Lines that contain the string "example" are to be copied; leave out all others.

[Dataset items]
◇ ◇ ◇ ◇ ◇

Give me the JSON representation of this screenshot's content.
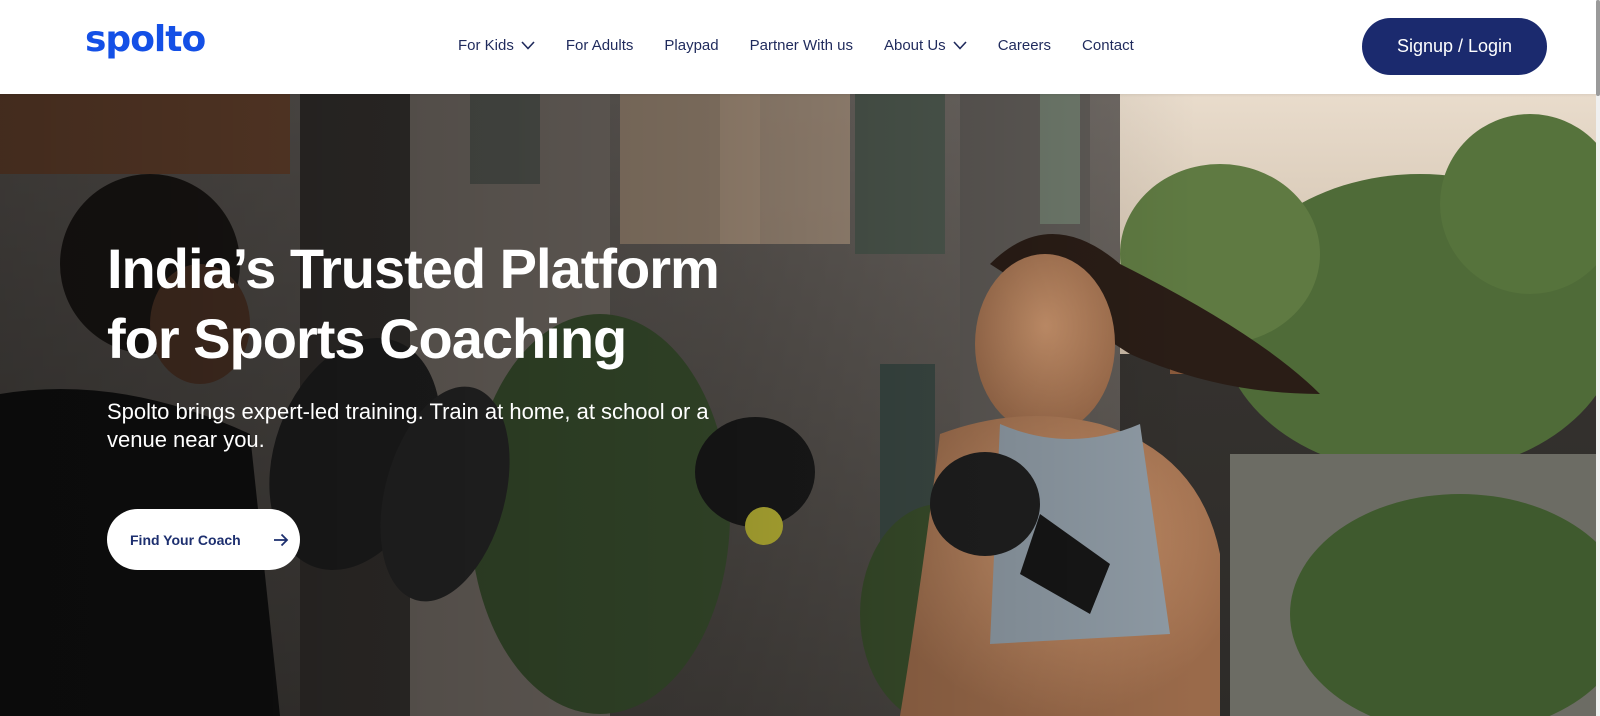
{
  "brand": {
    "name": "spolto",
    "color": "#1450e6"
  },
  "nav": {
    "items": [
      {
        "label": "For Kids",
        "has_dropdown": true
      },
      {
        "label": "For Adults",
        "has_dropdown": false
      },
      {
        "label": "Playpad",
        "has_dropdown": false
      },
      {
        "label": "Partner With us",
        "has_dropdown": false
      },
      {
        "label": "About Us",
        "has_dropdown": true
      },
      {
        "label": "Careers",
        "has_dropdown": false
      },
      {
        "label": "Contact",
        "has_dropdown": false
      }
    ],
    "dropdown_icon": "chevron-down-icon"
  },
  "auth": {
    "login_label": "Signup / Login",
    "color": "#1b2a6e"
  },
  "hero": {
    "title_line1": "India’s Trusted Platform",
    "title_line2": "for Sports Coaching",
    "subtitle": "Spolto brings expert-led training. Train at home, at school or a venue near you.",
    "cta_label": "Find Your Coach",
    "cta_icon": "arrow-right-icon"
  },
  "colors": {
    "nav_text": "#1f2a5c",
    "cta_text": "#1d2f6f",
    "hero_text": "#ffffff"
  }
}
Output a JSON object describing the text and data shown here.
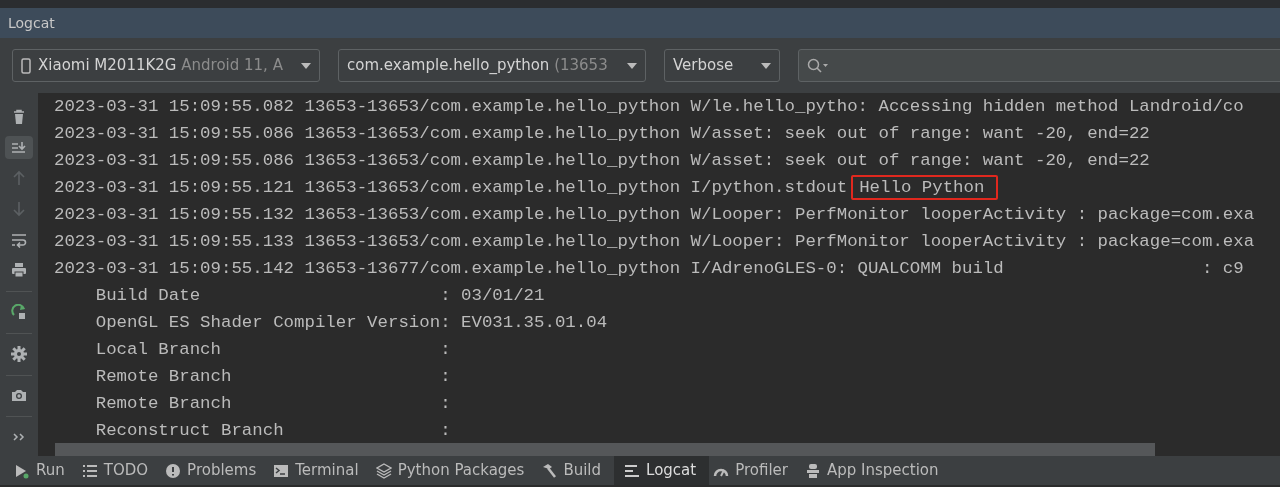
{
  "panel": {
    "title": "Logcat"
  },
  "filters": {
    "device": {
      "name": "Xiaomi M2011K2G",
      "detail": "Android 11, A"
    },
    "process": {
      "name": "com.example.hello_python",
      "detail": "(13653"
    },
    "level": "Verbose"
  },
  "side_tools": [
    {
      "kind": "clear",
      "selected": false,
      "disabled": false
    },
    {
      "kind": "scroll-end",
      "selected": true,
      "disabled": false
    },
    {
      "kind": "up",
      "selected": false,
      "disabled": true
    },
    {
      "kind": "down",
      "selected": false,
      "disabled": true
    },
    {
      "kind": "wrap",
      "selected": false,
      "disabled": false
    },
    {
      "kind": "print",
      "selected": false,
      "disabled": false
    },
    {
      "kind": "restart",
      "selected": false,
      "disabled": false
    },
    {
      "kind": "settings",
      "selected": false,
      "disabled": false
    },
    {
      "kind": "screenshot",
      "selected": false,
      "disabled": false
    },
    {
      "kind": "more",
      "selected": false,
      "disabled": false
    }
  ],
  "log_lines": [
    {
      "text": "2023-03-31 15:09:55.082 13653-13653/com.example.hello_python W/le.hello_pytho: Accessing hidden method Landroid/co"
    },
    {
      "text": "2023-03-31 15:09:55.086 13653-13653/com.example.hello_python W/asset: seek out of range: want -20, end=22"
    },
    {
      "text": "2023-03-31 15:09:55.086 13653-13653/com.example.hello_python W/asset: seek out of range: want -20, end=22"
    },
    {
      "text": "2023-03-31 15:09:55.121 13653-13653/com.example.hello_python I/python.stdout",
      "highlight": "Hello Python"
    },
    {
      "text": "2023-03-31 15:09:55.132 13653-13653/com.example.hello_python W/Looper: PerfMonitor looperActivity : package=com.exa"
    },
    {
      "text": "2023-03-31 15:09:55.133 13653-13653/com.example.hello_python W/Looper: PerfMonitor looperActivity : package=com.exa"
    },
    {
      "text": "2023-03-31 15:09:55.142 13653-13677/com.example.hello_python I/AdrenoGLES-0: QUALCOMM build                   : c9"
    },
    {
      "text": "    Build Date                       : 03/01/21"
    },
    {
      "text": "    OpenGL ES Shader Compiler Version: EV031.35.01.04"
    },
    {
      "text": "    Local Branch                     :"
    },
    {
      "text": "    Remote Branch                    :"
    },
    {
      "text": "    Remote Branch                    :"
    },
    {
      "text": "    Reconstruct Branch               :"
    }
  ],
  "tool_tabs": [
    {
      "kind": "run",
      "label": "Run",
      "selected": false
    },
    {
      "kind": "todo",
      "label": "TODO",
      "selected": false
    },
    {
      "kind": "problems",
      "label": "Problems",
      "selected": false
    },
    {
      "kind": "terminal",
      "label": "Terminal",
      "selected": false
    },
    {
      "kind": "packages",
      "label": "Python Packages",
      "selected": false
    },
    {
      "kind": "build",
      "label": "Build",
      "selected": false
    },
    {
      "kind": "logcat",
      "label": "Logcat",
      "selected": true
    },
    {
      "kind": "profiler",
      "label": "Profiler",
      "selected": false
    },
    {
      "kind": "inspection",
      "label": "App Inspection",
      "selected": false
    }
  ]
}
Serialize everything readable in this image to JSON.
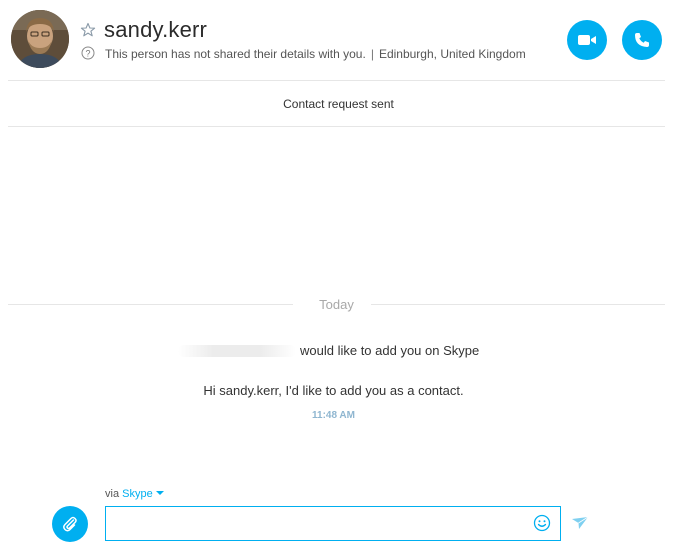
{
  "header": {
    "contact_name": "sandy.kerr",
    "privacy_note": "This person has not shared their details with you.",
    "separator": "|",
    "location": "Edinburgh, United Kingdom",
    "favorite_icon": "star-outline-icon",
    "info_icon": "question-circle-icon",
    "video_call_icon": "video-camera-icon",
    "audio_call_icon": "phone-icon"
  },
  "status": {
    "contact_request": "Contact request sent"
  },
  "conversation": {
    "date_label": "Today",
    "add_request_text": "would like to add you on Skype",
    "message_text": "Hi sandy.kerr, I'd like to add you as a contact.",
    "message_time": "11:48 AM"
  },
  "composer": {
    "via_prefix": "via",
    "via_service": "Skype",
    "input_value": "",
    "input_placeholder": "",
    "attach_icon": "paperclip-icon",
    "emoji_icon": "smiley-icon",
    "send_icon": "send-arrow-icon"
  },
  "colors": {
    "accent": "#00aff0",
    "timestamp": "#8fb6d0",
    "divider": "#e6e6e6",
    "muted_text": "#a9a9a9"
  }
}
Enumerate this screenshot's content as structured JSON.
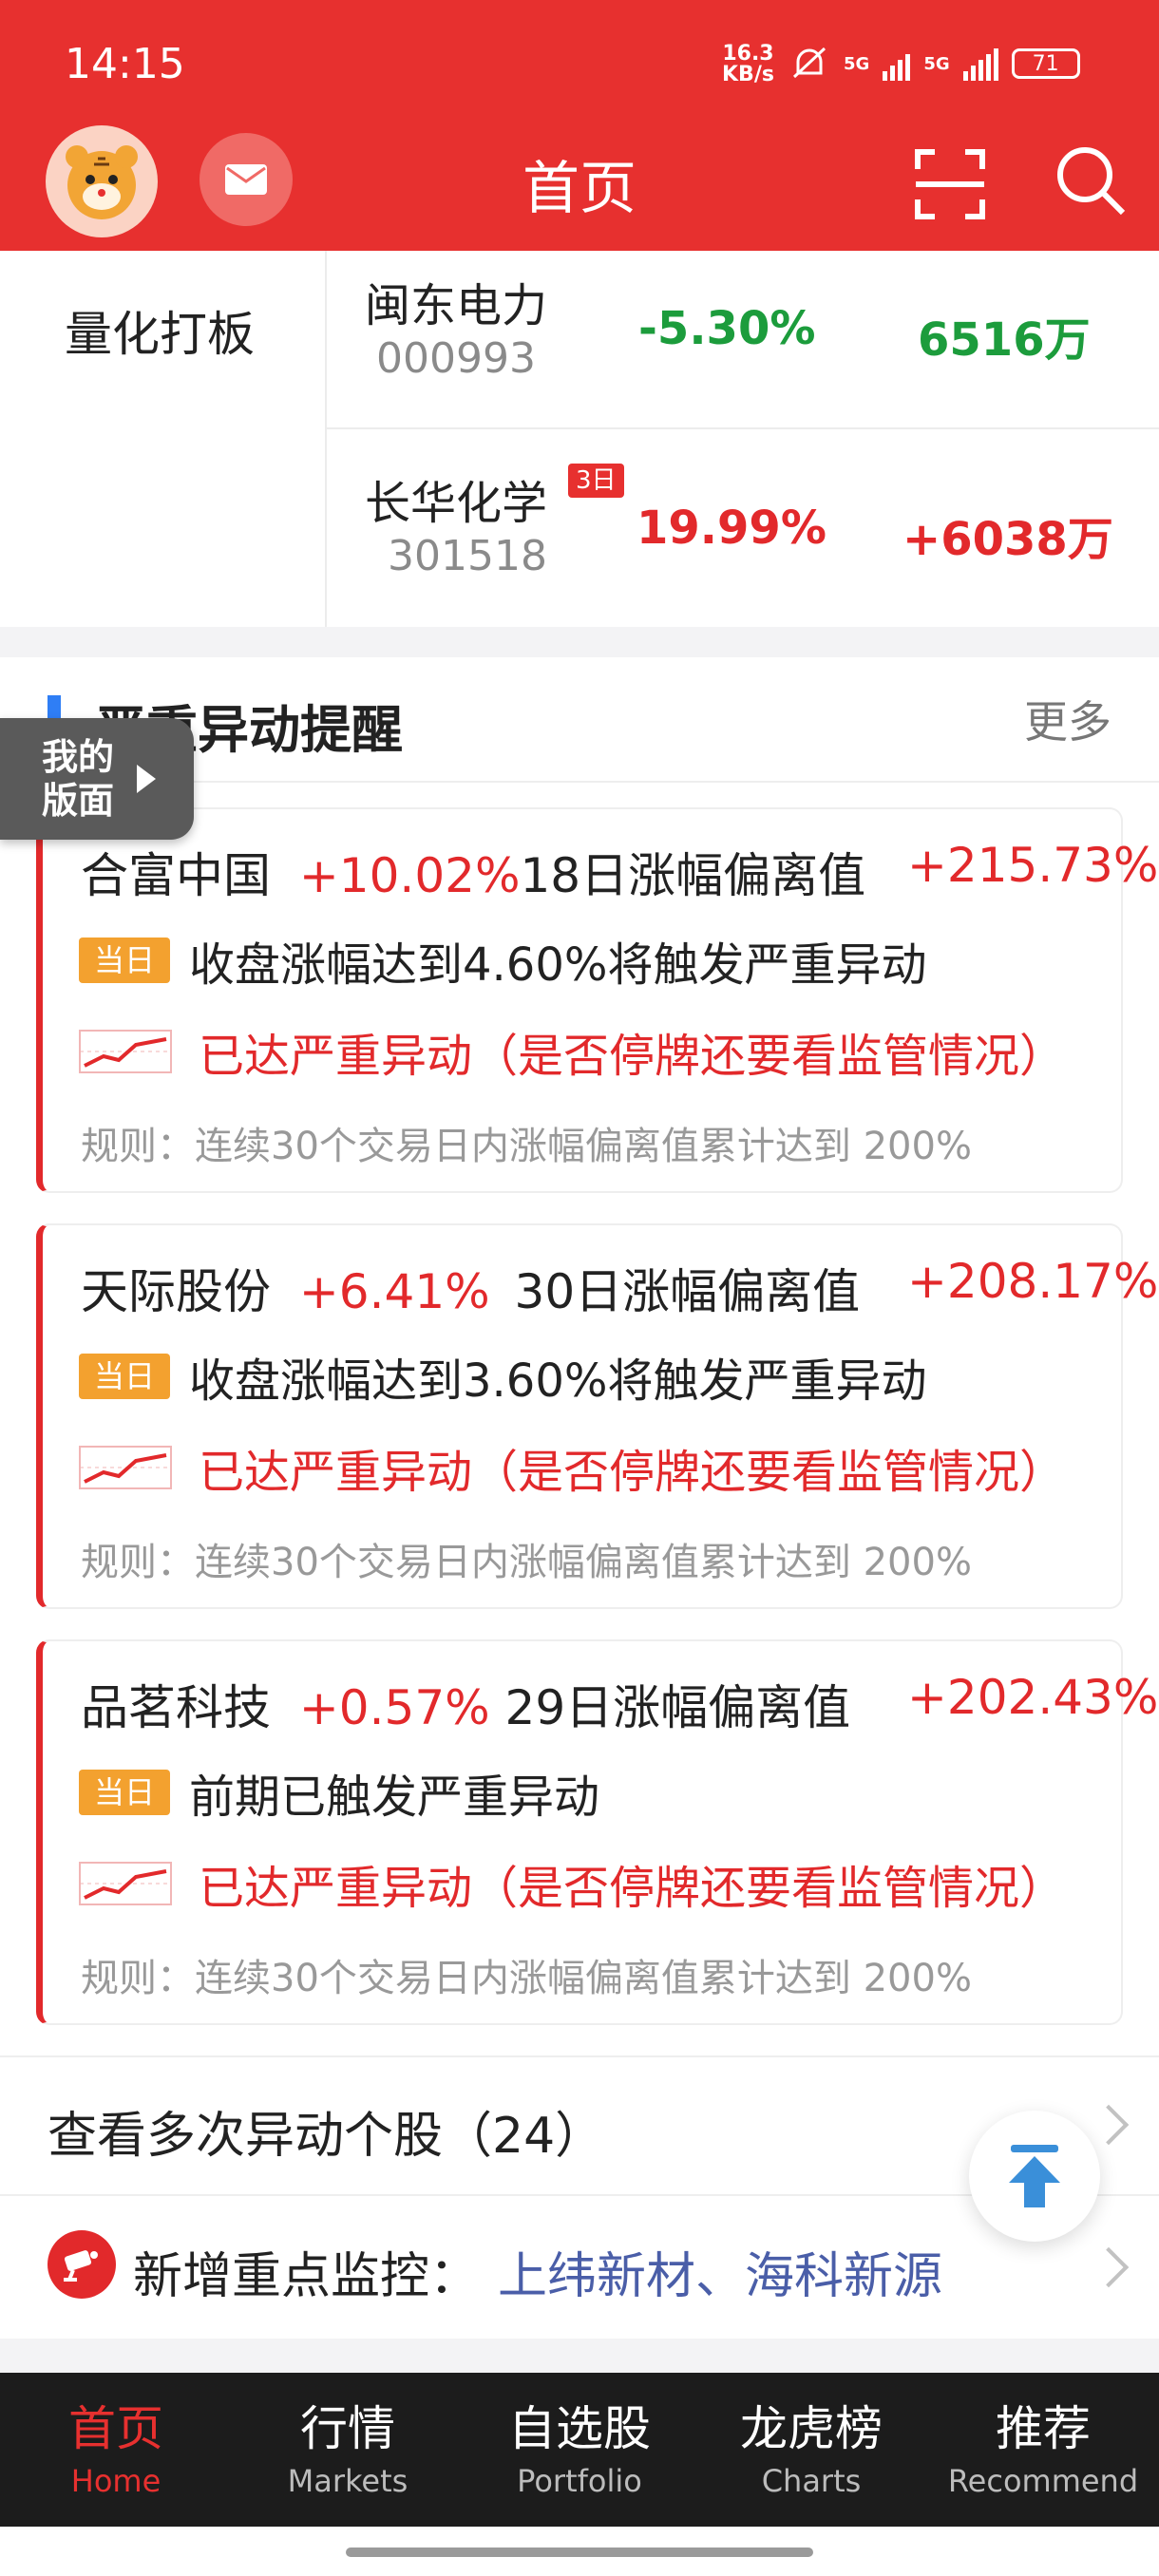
{
  "status_bar": {
    "time": "14:15",
    "speed_value": "16.3",
    "speed_unit": "KB/s",
    "net1": "5G",
    "net2": "5G",
    "battery": "71"
  },
  "header": {
    "title": "首页"
  },
  "quant": {
    "label": "量化打板",
    "stocks": [
      {
        "name": "闽东电力",
        "code": "000993",
        "pct": "-5.30%",
        "amount": "6516万",
        "tag": ""
      },
      {
        "name": "长华化学",
        "code": "301518",
        "pct": "19.99%",
        "amount": "+6038万",
        "tag": "3日"
      }
    ]
  },
  "alerts": {
    "title": "严重异动提醒",
    "more": "更多",
    "floating_tab": {
      "line1": "我的",
      "line2": "版面"
    },
    "items": [
      {
        "name": "合富中国",
        "change": "+10.02%",
        "period": "18日涨幅偏离值",
        "deviation": "+215.73%",
        "tag": "当日",
        "trigger": "收盘涨幅达到4.60%将触发严重异动",
        "status": "已达严重异动（是否停牌还要看监管情况）",
        "rule": "规则：连续30个交易日内涨幅偏离值累计达到 200%"
      },
      {
        "name": "天际股份",
        "change": "+6.41%",
        "period": "30日涨幅偏离值",
        "deviation": "+208.17%",
        "tag": "当日",
        "trigger": "收盘涨幅达到3.60%将触发严重异动",
        "status": "已达严重异动（是否停牌还要看监管情况）",
        "rule": "规则：连续30个交易日内涨幅偏离值累计达到 200%"
      },
      {
        "name": "品茗科技",
        "change": "+0.57%",
        "period": "29日涨幅偏离值",
        "deviation": "+202.43%",
        "tag": "当日",
        "trigger": "前期已触发严重异动",
        "status": "已达严重异动（是否停牌还要看监管情况）",
        "rule": "规则：连续30个交易日内涨幅偏离值累计达到 200%"
      }
    ]
  },
  "multi_row": {
    "label": "查看多次异动个股（24）"
  },
  "monitor_row": {
    "label": "新增重点监控：",
    "stocks": "上纬新材、海科新源"
  },
  "tabs": [
    {
      "zh": "首页",
      "en": "Home"
    },
    {
      "zh": "行情",
      "en": "Markets"
    },
    {
      "zh": "自选股",
      "en": "Portfolio"
    },
    {
      "zh": "龙虎榜",
      "en": "Charts"
    },
    {
      "zh": "推荐",
      "en": "Recommend"
    }
  ],
  "colors": {
    "brand_red": "#e7302f",
    "up_red": "#e2292b",
    "down_green": "#1c9c3c",
    "accent_blue": "#2f7ef5",
    "tag_orange": "#f3a12f"
  }
}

◇ ◇ ◇ ◇ ◇

▶ [ANSWER TO THIS TASK]:
      "name": "com.example.hello_python",
      "text": "2023-03-31 15:09:55.082 13653-13653/com.example.hello_python W/le.hello_pytho: Accessing hidden method Landroid/co"
      "text": "2023-03-31 15:09:55.086 13653-13653/com.example.hello_python W/asset: seek out of range: want -20, end=22"
      "text": "2023-03-31 15:09:55.086 13653-13653/com.example.hello_python W/asset: seek out of range: want -20, end=22"
      "text": "2023-03-31 15:09:55.121 13653-13653/com.example.hello_python I/python.stdout",
      "text": "2023-03-31 15:09:55.132 13653-13653/com.example.hello_python W/Looper: PerfMonitor looperActivity : package=com.exa"
      "text": "2023-03-31 15:09:55.133 13653-13653/com.example.hello_python W/Looper: PerfMonitor looperActivity : package=com.exa"
      "text": "2023-03-31 15:09:55.142 13653-13677/com.example.hello_python I/AdrenoGLES-0: QUALCOMM build                   : c9"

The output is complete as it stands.